◆ Dataset extract
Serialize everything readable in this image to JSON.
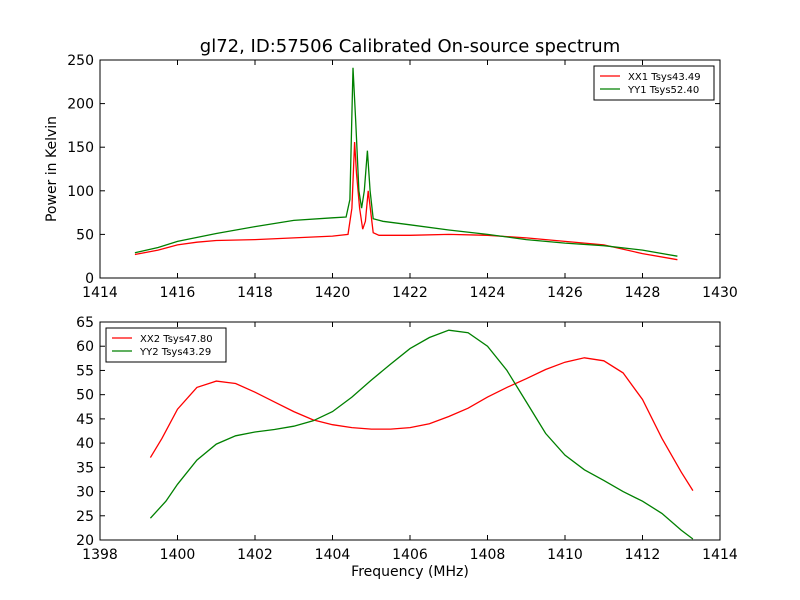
{
  "figure": {
    "title": "gl72, ID:57506 Calibrated On-source spectrum",
    "xlabel": "Frequency (MHz)"
  },
  "chart_data": [
    {
      "type": "line",
      "title": "gl72, ID:57506 Calibrated On-source spectrum",
      "xlabel": "",
      "ylabel": "Power in Kelvin",
      "xlim": [
        1414,
        1430
      ],
      "ylim": [
        0,
        250
      ],
      "xticks": [
        1414,
        1416,
        1418,
        1420,
        1422,
        1424,
        1426,
        1428,
        1430
      ],
      "yticks": [
        0,
        50,
        100,
        150,
        200,
        250
      ],
      "grid": false,
      "legend": "top-right",
      "series": [
        {
          "name": "XX1 Tsys43.49",
          "color": "#ff0000",
          "points": [
            [
              1414.9,
              27
            ],
            [
              1415.5,
              32
            ],
            [
              1416.0,
              38
            ],
            [
              1416.5,
              41
            ],
            [
              1417.0,
              43
            ],
            [
              1418.0,
              44
            ],
            [
              1419.0,
              46
            ],
            [
              1420.0,
              48
            ],
            [
              1420.4,
              50
            ],
            [
              1420.5,
              80
            ],
            [
              1420.57,
              156
            ],
            [
              1420.62,
              120
            ],
            [
              1420.7,
              80
            ],
            [
              1420.78,
              56
            ],
            [
              1420.85,
              65
            ],
            [
              1420.92,
              100
            ],
            [
              1420.98,
              78
            ],
            [
              1421.05,
              52
            ],
            [
              1421.2,
              49
            ],
            [
              1422.0,
              49
            ],
            [
              1423.0,
              50
            ],
            [
              1424.0,
              49
            ],
            [
              1425.0,
              46
            ],
            [
              1426.0,
              42
            ],
            [
              1427.0,
              38
            ],
            [
              1428.0,
              28
            ],
            [
              1428.9,
              21
            ]
          ]
        },
        {
          "name": "YY1 Tsys52.40",
          "color": "#008000",
          "points": [
            [
              1414.9,
              29
            ],
            [
              1415.5,
              35
            ],
            [
              1416.0,
              42
            ],
            [
              1417.0,
              51
            ],
            [
              1418.0,
              59
            ],
            [
              1419.0,
              66
            ],
            [
              1420.0,
              69
            ],
            [
              1420.35,
              70
            ],
            [
              1420.45,
              90
            ],
            [
              1420.53,
              241
            ],
            [
              1420.6,
              180
            ],
            [
              1420.68,
              100
            ],
            [
              1420.75,
              80
            ],
            [
              1420.82,
              100
            ],
            [
              1420.9,
              146
            ],
            [
              1420.97,
              100
            ],
            [
              1421.05,
              68
            ],
            [
              1421.3,
              65
            ],
            [
              1422.0,
              61
            ],
            [
              1423.0,
              55
            ],
            [
              1424.0,
              50
            ],
            [
              1425.0,
              44
            ],
            [
              1426.0,
              40
            ],
            [
              1427.0,
              37
            ],
            [
              1428.0,
              32
            ],
            [
              1428.9,
              25
            ]
          ]
        }
      ]
    },
    {
      "type": "line",
      "xlabel": "Frequency (MHz)",
      "ylabel": "",
      "xlim": [
        1398,
        1414
      ],
      "ylim": [
        20,
        65
      ],
      "xticks": [
        1398,
        1400,
        1402,
        1404,
        1406,
        1408,
        1410,
        1412,
        1414
      ],
      "yticks": [
        20,
        25,
        30,
        35,
        40,
        45,
        50,
        55,
        60,
        65
      ],
      "grid": false,
      "legend": "top-left",
      "series": [
        {
          "name": "XX2 Tsys47.80",
          "color": "#ff0000",
          "points": [
            [
              1399.3,
              37
            ],
            [
              1399.6,
              41
            ],
            [
              1400.0,
              47
            ],
            [
              1400.5,
              51.5
            ],
            [
              1401.0,
              52.8
            ],
            [
              1401.5,
              52.3
            ],
            [
              1402.0,
              50.5
            ],
            [
              1402.5,
              48.5
            ],
            [
              1403.0,
              46.5
            ],
            [
              1403.5,
              44.8
            ],
            [
              1404.0,
              43.8
            ],
            [
              1404.5,
              43.2
            ],
            [
              1405.0,
              42.9
            ],
            [
              1405.5,
              42.9
            ],
            [
              1406.0,
              43.2
            ],
            [
              1406.5,
              44.0
            ],
            [
              1407.0,
              45.5
            ],
            [
              1407.5,
              47.2
            ],
            [
              1408.0,
              49.5
            ],
            [
              1408.5,
              51.5
            ],
            [
              1409.0,
              53.3
            ],
            [
              1409.5,
              55.2
            ],
            [
              1410.0,
              56.7
            ],
            [
              1410.5,
              57.6
            ],
            [
              1411.0,
              57.0
            ],
            [
              1411.5,
              54.5
            ],
            [
              1412.0,
              49.0
            ],
            [
              1412.5,
              41.0
            ],
            [
              1413.0,
              34.0
            ],
            [
              1413.3,
              30.2
            ]
          ]
        },
        {
          "name": "YY2 Tsys43.29",
          "color": "#008000",
          "points": [
            [
              1399.3,
              24.5
            ],
            [
              1399.7,
              28
            ],
            [
              1400.0,
              31.5
            ],
            [
              1400.5,
              36.5
            ],
            [
              1401.0,
              39.8
            ],
            [
              1401.5,
              41.5
            ],
            [
              1402.0,
              42.3
            ],
            [
              1402.5,
              42.8
            ],
            [
              1403.0,
              43.5
            ],
            [
              1403.5,
              44.6
            ],
            [
              1404.0,
              46.5
            ],
            [
              1404.5,
              49.5
            ],
            [
              1405.0,
              53.0
            ],
            [
              1405.5,
              56.3
            ],
            [
              1406.0,
              59.5
            ],
            [
              1406.5,
              61.8
            ],
            [
              1407.0,
              63.3
            ],
            [
              1407.5,
              62.8
            ],
            [
              1408.0,
              60.0
            ],
            [
              1408.5,
              55.0
            ],
            [
              1409.0,
              48.5
            ],
            [
              1409.5,
              42.0
            ],
            [
              1410.0,
              37.5
            ],
            [
              1410.5,
              34.5
            ],
            [
              1411.0,
              32.3
            ],
            [
              1411.5,
              30.0
            ],
            [
              1412.0,
              28.0
            ],
            [
              1412.5,
              25.5
            ],
            [
              1413.0,
              22.0
            ],
            [
              1413.3,
              20.2
            ]
          ]
        }
      ]
    }
  ]
}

◆ What the task requires
Copy out the records above in full, exactly as written, but not the pictures.

◆ Result for this task
Serialize everything readable in this image to JSON.
{
  "figure": {
    "title": "gl72, ID:57506 Calibrated On-source spectrum",
    "xlabel": "Frequency (MHz)"
  },
  "chart_data": [
    {
      "type": "line",
      "title": "gl72, ID:57506 Calibrated On-source spectrum",
      "xlabel": "",
      "ylabel": "Power in Kelvin",
      "xlim": [
        1414,
        1430
      ],
      "ylim": [
        0,
        250
      ],
      "xticks": [
        1414,
        1416,
        1418,
        1420,
        1422,
        1424,
        1426,
        1428,
        1430
      ],
      "yticks": [
        0,
        50,
        100,
        150,
        200,
        250
      ],
      "grid": false,
      "legend": "top-right",
      "series": [
        {
          "name": "XX1 Tsys43.49",
          "color": "#ff0000",
          "points": [
            [
              1414.9,
              27
            ],
            [
              1415.5,
              32
            ],
            [
              1416.0,
              38
            ],
            [
              1416.5,
              41
            ],
            [
              1417.0,
              43
            ],
            [
              1418.0,
              44
            ],
            [
              1419.0,
              46
            ],
            [
              1420.0,
              48
            ],
            [
              1420.4,
              50
            ],
            [
              1420.5,
              80
            ],
            [
              1420.57,
              156
            ],
            [
              1420.62,
              120
            ],
            [
              1420.7,
              80
            ],
            [
              1420.78,
              56
            ],
            [
              1420.85,
              65
            ],
            [
              1420.92,
              100
            ],
            [
              1420.98,
              78
            ],
            [
              1421.05,
              52
            ],
            [
              1421.2,
              49
            ],
            [
              1422.0,
              49
            ],
            [
              1423.0,
              50
            ],
            [
              1424.0,
              49
            ],
            [
              1425.0,
              46
            ],
            [
              1426.0,
              42
            ],
            [
              1427.0,
              38
            ],
            [
              1428.0,
              28
            ],
            [
              1428.9,
              21
            ]
          ]
        },
        {
          "name": "YY1 Tsys52.40",
          "color": "#008000",
          "points": [
            [
              1414.9,
              29
            ],
            [
              1415.5,
              35
            ],
            [
              1416.0,
              42
            ],
            [
              1417.0,
              51
            ],
            [
              1418.0,
              59
            ],
            [
              1419.0,
              66
            ],
            [
              1420.0,
              69
            ],
            [
              1420.35,
              70
            ],
            [
              1420.45,
              90
            ],
            [
              1420.53,
              241
            ],
            [
              1420.6,
              180
            ],
            [
              1420.68,
              100
            ],
            [
              1420.75,
              80
            ],
            [
              1420.82,
              100
            ],
            [
              1420.9,
              146
            ],
            [
              1420.97,
              100
            ],
            [
              1421.05,
              68
            ],
            [
              1421.3,
              65
            ],
            [
              1422.0,
              61
            ],
            [
              1423.0,
              55
            ],
            [
              1424.0,
              50
            ],
            [
              1425.0,
              44
            ],
            [
              1426.0,
              40
            ],
            [
              1427.0,
              37
            ],
            [
              1428.0,
              32
            ],
            [
              1428.9,
              25
            ]
          ]
        }
      ]
    },
    {
      "type": "line",
      "xlabel": "Frequency (MHz)",
      "ylabel": "",
      "xlim": [
        1398,
        1414
      ],
      "ylim": [
        20,
        65
      ],
      "xticks": [
        1398,
        1400,
        1402,
        1404,
        1406,
        1408,
        1410,
        1412,
        1414
      ],
      "yticks": [
        20,
        25,
        30,
        35,
        40,
        45,
        50,
        55,
        60,
        65
      ],
      "grid": false,
      "legend": "top-left",
      "series": [
        {
          "name": "XX2 Tsys47.80",
          "color": "#ff0000",
          "points": [
            [
              1399.3,
              37
            ],
            [
              1399.6,
              41
            ],
            [
              1400.0,
              47
            ],
            [
              1400.5,
              51.5
            ],
            [
              1401.0,
              52.8
            ],
            [
              1401.5,
              52.3
            ],
            [
              1402.0,
              50.5
            ],
            [
              1402.5,
              48.5
            ],
            [
              1403.0,
              46.5
            ],
            [
              1403.5,
              44.8
            ],
            [
              1404.0,
              43.8
            ],
            [
              1404.5,
              43.2
            ],
            [
              1405.0,
              42.9
            ],
            [
              1405.5,
              42.9
            ],
            [
              1406.0,
              43.2
            ],
            [
              1406.5,
              44.0
            ],
            [
              1407.0,
              45.5
            ],
            [
              1407.5,
              47.2
            ],
            [
              1408.0,
              49.5
            ],
            [
              1408.5,
              51.5
            ],
            [
              1409.0,
              53.3
            ],
            [
              1409.5,
              55.2
            ],
            [
              1410.0,
              56.7
            ],
            [
              1410.5,
              57.6
            ],
            [
              1411.0,
              57.0
            ],
            [
              1411.5,
              54.5
            ],
            [
              1412.0,
              49.0
            ],
            [
              1412.5,
              41.0
            ],
            [
              1413.0,
              34.0
            ],
            [
              1413.3,
              30.2
            ]
          ]
        },
        {
          "name": "YY2 Tsys43.29",
          "color": "#008000",
          "points": [
            [
              1399.3,
              24.5
            ],
            [
              1399.7,
              28
            ],
            [
              1400.0,
              31.5
            ],
            [
              1400.5,
              36.5
            ],
            [
              1401.0,
              39.8
            ],
            [
              1401.5,
              41.5
            ],
            [
              1402.0,
              42.3
            ],
            [
              1402.5,
              42.8
            ],
            [
              1403.0,
              43.5
            ],
            [
              1403.5,
              44.6
            ],
            [
              1404.0,
              46.5
            ],
            [
              1404.5,
              49.5
            ],
            [
              1405.0,
              53.0
            ],
            [
              1405.5,
              56.3
            ],
            [
              1406.0,
              59.5
            ],
            [
              1406.5,
              61.8
            ],
            [
              1407.0,
              63.3
            ],
            [
              1407.5,
              62.8
            ],
            [
              1408.0,
              60.0
            ],
            [
              1408.5,
              55.0
            ],
            [
              1409.0,
              48.5
            ],
            [
              1409.5,
              42.0
            ],
            [
              1410.0,
              37.5
            ],
            [
              1410.5,
              34.5
            ],
            [
              1411.0,
              32.3
            ],
            [
              1411.5,
              30.0
            ],
            [
              1412.0,
              28.0
            ],
            [
              1412.5,
              25.5
            ],
            [
              1413.0,
              22.0
            ],
            [
              1413.3,
              20.2
            ]
          ]
        }
      ]
    }
  ]
}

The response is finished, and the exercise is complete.